▶ **TASK**
Search the listing below for the string "NCRE" and copy every line where it occurs.

## Start PROVIDED MATERIAL

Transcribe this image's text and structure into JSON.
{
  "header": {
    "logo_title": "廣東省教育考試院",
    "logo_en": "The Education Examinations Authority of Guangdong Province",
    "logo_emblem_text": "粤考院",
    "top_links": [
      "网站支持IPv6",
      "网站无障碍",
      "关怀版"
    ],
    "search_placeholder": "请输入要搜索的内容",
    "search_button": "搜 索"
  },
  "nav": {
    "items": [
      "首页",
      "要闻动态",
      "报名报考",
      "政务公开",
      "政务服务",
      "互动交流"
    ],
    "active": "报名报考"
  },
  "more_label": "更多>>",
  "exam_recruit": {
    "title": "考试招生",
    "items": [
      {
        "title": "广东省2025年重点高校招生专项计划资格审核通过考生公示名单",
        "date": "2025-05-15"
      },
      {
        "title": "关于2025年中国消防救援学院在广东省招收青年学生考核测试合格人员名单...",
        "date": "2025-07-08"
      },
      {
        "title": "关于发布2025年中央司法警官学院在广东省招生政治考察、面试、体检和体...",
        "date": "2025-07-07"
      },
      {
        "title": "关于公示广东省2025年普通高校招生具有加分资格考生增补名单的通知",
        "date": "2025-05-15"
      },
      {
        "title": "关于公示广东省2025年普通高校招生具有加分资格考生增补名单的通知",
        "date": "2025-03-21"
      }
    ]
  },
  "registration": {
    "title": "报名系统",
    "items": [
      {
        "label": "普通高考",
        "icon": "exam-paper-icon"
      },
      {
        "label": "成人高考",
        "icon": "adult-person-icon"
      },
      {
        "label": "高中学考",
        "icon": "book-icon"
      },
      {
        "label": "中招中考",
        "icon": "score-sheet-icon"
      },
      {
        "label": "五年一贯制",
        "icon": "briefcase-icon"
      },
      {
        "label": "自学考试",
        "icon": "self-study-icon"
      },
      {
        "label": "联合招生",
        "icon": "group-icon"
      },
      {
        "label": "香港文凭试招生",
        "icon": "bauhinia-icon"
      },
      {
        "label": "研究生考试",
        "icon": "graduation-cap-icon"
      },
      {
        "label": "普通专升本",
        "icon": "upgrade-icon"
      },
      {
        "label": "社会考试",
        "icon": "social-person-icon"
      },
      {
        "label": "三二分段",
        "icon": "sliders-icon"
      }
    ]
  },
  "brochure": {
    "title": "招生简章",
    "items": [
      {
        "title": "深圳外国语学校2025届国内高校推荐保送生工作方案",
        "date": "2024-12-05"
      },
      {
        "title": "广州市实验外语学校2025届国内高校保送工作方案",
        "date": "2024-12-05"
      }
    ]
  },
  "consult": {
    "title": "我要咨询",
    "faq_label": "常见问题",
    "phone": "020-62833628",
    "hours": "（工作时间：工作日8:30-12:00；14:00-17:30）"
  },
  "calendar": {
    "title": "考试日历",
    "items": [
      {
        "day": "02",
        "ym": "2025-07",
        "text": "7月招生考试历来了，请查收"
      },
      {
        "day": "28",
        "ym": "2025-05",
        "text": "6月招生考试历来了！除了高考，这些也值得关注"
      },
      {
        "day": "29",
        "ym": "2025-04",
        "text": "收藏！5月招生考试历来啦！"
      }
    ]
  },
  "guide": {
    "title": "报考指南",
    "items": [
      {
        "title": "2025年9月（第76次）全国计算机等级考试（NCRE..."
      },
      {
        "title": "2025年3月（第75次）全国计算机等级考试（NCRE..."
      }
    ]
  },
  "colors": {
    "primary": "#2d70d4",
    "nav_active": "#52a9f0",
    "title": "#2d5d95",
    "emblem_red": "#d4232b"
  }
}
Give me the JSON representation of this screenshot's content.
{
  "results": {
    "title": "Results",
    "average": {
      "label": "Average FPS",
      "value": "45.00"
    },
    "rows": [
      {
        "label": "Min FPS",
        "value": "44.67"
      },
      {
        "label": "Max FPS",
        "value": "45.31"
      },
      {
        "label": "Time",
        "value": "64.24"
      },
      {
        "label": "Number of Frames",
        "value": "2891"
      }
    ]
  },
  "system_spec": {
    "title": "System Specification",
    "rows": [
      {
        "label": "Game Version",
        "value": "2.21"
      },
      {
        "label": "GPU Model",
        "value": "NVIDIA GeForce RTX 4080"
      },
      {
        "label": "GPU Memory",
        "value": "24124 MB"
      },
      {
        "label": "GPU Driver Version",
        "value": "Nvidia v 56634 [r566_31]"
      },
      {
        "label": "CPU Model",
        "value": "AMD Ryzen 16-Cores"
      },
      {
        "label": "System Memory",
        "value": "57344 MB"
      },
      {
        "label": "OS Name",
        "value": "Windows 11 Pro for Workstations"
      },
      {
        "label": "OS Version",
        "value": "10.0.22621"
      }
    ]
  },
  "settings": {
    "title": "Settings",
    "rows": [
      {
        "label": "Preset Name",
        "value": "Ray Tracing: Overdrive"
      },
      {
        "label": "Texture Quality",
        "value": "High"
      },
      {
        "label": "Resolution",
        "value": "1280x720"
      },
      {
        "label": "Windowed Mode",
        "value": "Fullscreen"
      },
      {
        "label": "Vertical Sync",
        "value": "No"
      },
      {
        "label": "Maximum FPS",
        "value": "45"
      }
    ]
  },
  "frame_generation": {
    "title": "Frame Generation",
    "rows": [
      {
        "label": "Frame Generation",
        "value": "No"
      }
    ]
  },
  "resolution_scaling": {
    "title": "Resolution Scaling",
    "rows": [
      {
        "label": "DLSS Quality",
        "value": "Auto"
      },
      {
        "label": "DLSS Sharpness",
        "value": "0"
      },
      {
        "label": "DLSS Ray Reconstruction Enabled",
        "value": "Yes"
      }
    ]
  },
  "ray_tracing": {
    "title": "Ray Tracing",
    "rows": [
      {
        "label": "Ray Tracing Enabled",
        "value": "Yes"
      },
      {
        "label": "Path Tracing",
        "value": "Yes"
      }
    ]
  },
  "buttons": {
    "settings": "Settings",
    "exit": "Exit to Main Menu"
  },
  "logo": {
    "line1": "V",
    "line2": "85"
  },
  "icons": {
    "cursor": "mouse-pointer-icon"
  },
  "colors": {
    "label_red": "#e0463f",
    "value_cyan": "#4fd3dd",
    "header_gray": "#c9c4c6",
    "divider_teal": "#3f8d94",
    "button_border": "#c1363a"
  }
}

## End PROVIDED MATERIAL

▶ **FINAL ANSWER**
        "title": "2025年9月（第76次）全国计算机等级考试（NCRE..."
        "title": "2025年3月（第75次）全国计算机等级考试（NCRE..."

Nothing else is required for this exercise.